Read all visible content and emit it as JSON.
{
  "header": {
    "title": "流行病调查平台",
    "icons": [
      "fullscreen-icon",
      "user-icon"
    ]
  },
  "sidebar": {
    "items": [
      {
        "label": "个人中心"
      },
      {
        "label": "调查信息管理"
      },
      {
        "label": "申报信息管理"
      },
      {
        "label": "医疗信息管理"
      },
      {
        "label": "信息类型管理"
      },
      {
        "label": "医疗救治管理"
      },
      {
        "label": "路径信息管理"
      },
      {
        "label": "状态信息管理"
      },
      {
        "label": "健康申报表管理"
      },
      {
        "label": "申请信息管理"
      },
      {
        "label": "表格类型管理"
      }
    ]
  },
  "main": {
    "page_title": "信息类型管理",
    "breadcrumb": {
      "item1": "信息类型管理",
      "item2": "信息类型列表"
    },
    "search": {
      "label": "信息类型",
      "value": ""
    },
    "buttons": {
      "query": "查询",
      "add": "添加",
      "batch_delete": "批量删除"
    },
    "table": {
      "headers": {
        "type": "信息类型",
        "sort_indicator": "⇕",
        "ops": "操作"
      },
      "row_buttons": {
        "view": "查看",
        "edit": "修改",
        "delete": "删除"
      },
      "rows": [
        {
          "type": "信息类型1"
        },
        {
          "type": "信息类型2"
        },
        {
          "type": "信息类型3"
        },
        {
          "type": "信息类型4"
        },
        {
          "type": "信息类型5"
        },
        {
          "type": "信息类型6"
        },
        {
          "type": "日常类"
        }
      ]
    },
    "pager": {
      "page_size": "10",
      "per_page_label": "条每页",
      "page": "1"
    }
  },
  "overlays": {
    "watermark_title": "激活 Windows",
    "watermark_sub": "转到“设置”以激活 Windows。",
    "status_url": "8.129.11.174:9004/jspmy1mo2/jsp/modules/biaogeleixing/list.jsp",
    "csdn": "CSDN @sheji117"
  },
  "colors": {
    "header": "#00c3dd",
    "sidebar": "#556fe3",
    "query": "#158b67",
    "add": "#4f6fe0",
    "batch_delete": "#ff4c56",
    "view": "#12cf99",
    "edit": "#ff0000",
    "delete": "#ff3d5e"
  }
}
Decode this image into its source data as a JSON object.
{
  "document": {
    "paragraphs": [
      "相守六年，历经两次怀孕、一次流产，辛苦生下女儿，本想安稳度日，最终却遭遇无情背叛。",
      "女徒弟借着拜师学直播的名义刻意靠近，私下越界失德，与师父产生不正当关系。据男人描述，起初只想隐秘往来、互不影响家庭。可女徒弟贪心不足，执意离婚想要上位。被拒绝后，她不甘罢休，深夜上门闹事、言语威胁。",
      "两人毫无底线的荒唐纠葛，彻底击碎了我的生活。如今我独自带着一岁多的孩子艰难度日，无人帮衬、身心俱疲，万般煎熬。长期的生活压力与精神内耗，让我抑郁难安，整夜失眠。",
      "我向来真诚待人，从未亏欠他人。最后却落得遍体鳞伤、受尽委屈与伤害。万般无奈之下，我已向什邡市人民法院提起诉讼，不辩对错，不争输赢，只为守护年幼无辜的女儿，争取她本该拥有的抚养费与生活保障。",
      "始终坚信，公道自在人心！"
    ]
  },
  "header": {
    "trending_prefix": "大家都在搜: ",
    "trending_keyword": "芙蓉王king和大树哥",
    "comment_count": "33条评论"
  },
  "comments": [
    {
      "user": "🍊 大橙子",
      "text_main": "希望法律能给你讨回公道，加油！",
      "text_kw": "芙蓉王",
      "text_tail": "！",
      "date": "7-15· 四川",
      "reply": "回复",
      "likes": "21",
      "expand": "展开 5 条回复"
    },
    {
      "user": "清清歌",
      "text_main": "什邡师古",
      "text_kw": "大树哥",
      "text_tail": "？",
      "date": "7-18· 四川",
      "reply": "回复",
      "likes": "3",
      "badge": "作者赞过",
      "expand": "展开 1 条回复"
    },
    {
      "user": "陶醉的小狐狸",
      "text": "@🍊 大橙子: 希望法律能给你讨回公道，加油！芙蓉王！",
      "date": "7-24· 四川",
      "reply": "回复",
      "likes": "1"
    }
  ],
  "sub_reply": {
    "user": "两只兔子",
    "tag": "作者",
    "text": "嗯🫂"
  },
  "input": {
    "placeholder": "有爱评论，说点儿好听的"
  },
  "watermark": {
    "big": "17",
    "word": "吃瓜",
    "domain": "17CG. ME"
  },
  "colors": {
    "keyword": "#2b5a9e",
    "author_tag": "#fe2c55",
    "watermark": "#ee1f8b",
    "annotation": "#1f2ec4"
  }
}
····················
● **WHAT NEEDS TO BE DONE**:
Lines holding the word "希望法律能给你讨回公道" in the entries above are the ones to pull out. Copy them all.

● **ANSWER**:
      "text_main": "希望法律能给你讨回公道，加油！",
      "text": "@🍊 大橙子: 希望法律能给你讨回公道，加油！芙蓉王！",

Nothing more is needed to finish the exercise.